Exercise description:
Extract exactly the range of lines bounded by the line containing "Give me the" and the final line of the listing, both ends included, and no other lines.

++++ Input rows ++++

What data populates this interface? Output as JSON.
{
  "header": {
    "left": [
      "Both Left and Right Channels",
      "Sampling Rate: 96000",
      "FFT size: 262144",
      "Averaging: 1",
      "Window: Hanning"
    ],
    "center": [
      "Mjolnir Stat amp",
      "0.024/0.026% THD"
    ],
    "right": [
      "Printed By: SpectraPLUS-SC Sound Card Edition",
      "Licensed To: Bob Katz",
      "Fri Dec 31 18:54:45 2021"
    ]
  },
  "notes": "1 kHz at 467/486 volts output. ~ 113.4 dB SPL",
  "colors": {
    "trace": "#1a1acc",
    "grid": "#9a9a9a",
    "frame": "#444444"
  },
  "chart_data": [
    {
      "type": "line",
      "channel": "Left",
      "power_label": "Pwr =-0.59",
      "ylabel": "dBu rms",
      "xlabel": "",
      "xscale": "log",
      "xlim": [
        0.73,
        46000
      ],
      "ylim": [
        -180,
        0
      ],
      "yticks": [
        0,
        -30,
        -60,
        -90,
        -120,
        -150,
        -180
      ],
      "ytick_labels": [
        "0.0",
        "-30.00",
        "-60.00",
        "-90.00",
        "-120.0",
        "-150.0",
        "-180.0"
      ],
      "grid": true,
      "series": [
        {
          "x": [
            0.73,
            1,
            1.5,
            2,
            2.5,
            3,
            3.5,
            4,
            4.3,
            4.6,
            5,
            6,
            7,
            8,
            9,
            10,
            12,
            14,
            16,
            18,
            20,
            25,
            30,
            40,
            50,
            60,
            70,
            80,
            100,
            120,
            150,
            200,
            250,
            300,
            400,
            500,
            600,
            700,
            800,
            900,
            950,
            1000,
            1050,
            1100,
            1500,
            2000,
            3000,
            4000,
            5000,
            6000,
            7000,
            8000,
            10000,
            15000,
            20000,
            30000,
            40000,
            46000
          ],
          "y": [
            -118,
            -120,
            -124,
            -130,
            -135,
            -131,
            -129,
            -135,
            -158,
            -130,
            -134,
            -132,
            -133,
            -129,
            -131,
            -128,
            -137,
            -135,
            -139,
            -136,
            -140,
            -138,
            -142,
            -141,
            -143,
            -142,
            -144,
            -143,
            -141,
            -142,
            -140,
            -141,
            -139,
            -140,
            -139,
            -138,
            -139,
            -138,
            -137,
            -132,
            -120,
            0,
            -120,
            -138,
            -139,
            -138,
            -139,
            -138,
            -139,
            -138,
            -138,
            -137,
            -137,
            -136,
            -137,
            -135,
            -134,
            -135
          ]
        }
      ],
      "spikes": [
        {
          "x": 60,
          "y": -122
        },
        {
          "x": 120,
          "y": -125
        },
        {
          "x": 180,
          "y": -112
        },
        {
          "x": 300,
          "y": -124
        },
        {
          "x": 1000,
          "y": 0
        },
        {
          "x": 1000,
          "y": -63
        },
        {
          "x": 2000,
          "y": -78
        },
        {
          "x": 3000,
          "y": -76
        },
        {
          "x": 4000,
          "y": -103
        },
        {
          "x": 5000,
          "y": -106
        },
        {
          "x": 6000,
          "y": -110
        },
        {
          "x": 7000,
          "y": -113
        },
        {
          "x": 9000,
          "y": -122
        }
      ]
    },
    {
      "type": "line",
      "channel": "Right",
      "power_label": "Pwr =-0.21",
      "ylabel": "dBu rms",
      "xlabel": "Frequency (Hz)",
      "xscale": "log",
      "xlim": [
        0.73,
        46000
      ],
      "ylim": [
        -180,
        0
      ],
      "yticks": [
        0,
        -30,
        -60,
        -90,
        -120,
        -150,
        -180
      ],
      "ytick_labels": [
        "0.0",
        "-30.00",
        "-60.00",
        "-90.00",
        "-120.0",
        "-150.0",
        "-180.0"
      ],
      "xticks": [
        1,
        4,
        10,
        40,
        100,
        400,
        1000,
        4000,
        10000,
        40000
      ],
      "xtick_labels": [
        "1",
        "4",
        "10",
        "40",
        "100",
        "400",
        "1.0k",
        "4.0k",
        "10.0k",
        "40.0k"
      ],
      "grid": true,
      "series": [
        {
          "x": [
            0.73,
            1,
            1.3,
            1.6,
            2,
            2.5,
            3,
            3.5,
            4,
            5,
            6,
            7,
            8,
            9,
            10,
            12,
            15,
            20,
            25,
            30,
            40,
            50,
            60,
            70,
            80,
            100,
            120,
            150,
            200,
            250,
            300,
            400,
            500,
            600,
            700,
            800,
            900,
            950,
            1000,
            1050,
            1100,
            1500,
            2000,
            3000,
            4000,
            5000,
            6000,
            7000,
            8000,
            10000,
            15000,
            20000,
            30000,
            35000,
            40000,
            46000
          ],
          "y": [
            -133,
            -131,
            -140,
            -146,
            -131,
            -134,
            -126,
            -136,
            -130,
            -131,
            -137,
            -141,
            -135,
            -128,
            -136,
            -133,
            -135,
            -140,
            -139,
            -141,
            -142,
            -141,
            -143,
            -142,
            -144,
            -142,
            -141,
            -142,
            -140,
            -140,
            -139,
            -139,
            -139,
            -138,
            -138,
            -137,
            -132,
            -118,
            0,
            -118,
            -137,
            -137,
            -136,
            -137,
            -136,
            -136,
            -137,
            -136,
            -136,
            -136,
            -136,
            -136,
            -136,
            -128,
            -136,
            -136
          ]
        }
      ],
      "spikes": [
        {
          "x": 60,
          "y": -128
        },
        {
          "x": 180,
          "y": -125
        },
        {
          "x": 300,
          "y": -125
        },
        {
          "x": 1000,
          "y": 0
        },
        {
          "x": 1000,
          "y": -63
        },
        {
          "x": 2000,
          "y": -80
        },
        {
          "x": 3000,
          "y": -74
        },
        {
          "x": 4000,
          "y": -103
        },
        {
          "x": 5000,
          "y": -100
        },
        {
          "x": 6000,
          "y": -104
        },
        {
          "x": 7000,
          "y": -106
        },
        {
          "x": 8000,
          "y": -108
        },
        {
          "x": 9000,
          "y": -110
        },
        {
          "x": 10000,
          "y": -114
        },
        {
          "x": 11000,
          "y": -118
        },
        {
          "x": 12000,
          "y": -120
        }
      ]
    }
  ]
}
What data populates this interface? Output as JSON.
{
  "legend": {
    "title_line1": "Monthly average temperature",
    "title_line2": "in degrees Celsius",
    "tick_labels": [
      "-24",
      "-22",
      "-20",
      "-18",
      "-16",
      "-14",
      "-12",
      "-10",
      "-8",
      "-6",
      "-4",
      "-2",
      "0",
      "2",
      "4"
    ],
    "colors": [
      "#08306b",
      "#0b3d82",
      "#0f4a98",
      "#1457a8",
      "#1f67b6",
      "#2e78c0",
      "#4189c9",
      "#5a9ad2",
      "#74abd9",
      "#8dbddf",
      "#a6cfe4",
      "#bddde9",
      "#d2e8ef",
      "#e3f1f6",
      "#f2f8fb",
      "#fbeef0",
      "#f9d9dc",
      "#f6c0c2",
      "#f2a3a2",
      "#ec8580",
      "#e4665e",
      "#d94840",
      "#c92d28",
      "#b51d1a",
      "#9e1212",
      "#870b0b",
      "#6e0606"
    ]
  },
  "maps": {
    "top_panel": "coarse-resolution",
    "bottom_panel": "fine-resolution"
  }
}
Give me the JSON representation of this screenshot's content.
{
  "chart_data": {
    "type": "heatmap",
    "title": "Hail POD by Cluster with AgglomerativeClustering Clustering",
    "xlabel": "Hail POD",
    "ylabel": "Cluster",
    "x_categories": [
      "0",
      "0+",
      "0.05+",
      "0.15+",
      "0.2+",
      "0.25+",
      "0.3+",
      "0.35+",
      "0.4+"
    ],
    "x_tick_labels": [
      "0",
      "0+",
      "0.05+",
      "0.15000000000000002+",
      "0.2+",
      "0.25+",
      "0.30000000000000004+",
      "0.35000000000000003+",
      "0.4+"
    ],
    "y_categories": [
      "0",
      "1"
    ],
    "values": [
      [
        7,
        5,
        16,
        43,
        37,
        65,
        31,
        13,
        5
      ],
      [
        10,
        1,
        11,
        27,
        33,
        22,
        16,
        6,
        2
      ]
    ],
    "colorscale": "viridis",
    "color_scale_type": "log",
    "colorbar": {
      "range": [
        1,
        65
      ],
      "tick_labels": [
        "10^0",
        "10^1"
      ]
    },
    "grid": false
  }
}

++++

Solved problem:
Give me the JSON representation of this screenshot's content.
{
  "chart_data": {
    "type": "heatmap",
    "title": "Hail POD by Cluster with AgglomerativeClustering Clustering",
    "xlabel": "Hail POD",
    "ylabel": "Cluster",
    "x_categories": [
      "0",
      "0+",
      "0.05+",
      "0.15+",
      "0.2+",
      "0.25+",
      "0.3+",
      "0.35+",
      "0.4+"
    ],
    "x_tick_labels": [
      "0",
      "0+",
      "0.05+",
      "0.15000000000000002+",
      "0.2+",
      "0.25+",
      "0.30000000000000004+",
      "0.35000000000000003+",
      "0.4+"
    ],
    "y_categories": [
      "0",
      "1"
    ],
    "values": [
      [
        7,
        5,
        16,
        43,
        37,
        65,
        31,
        13,
        5
      ],
      [
        10,
        1,
        11,
        27,
        33,
        22,
        16,
        6,
        2
      ]
    ],
    "colorscale": "viridis",
    "color_scale_type": "log",
    "colorbar": {
      "range": [
        1,
        65
      ],
      "tick_labels": [
        "10^0",
        "10^1"
      ]
    },
    "grid": false
  }
}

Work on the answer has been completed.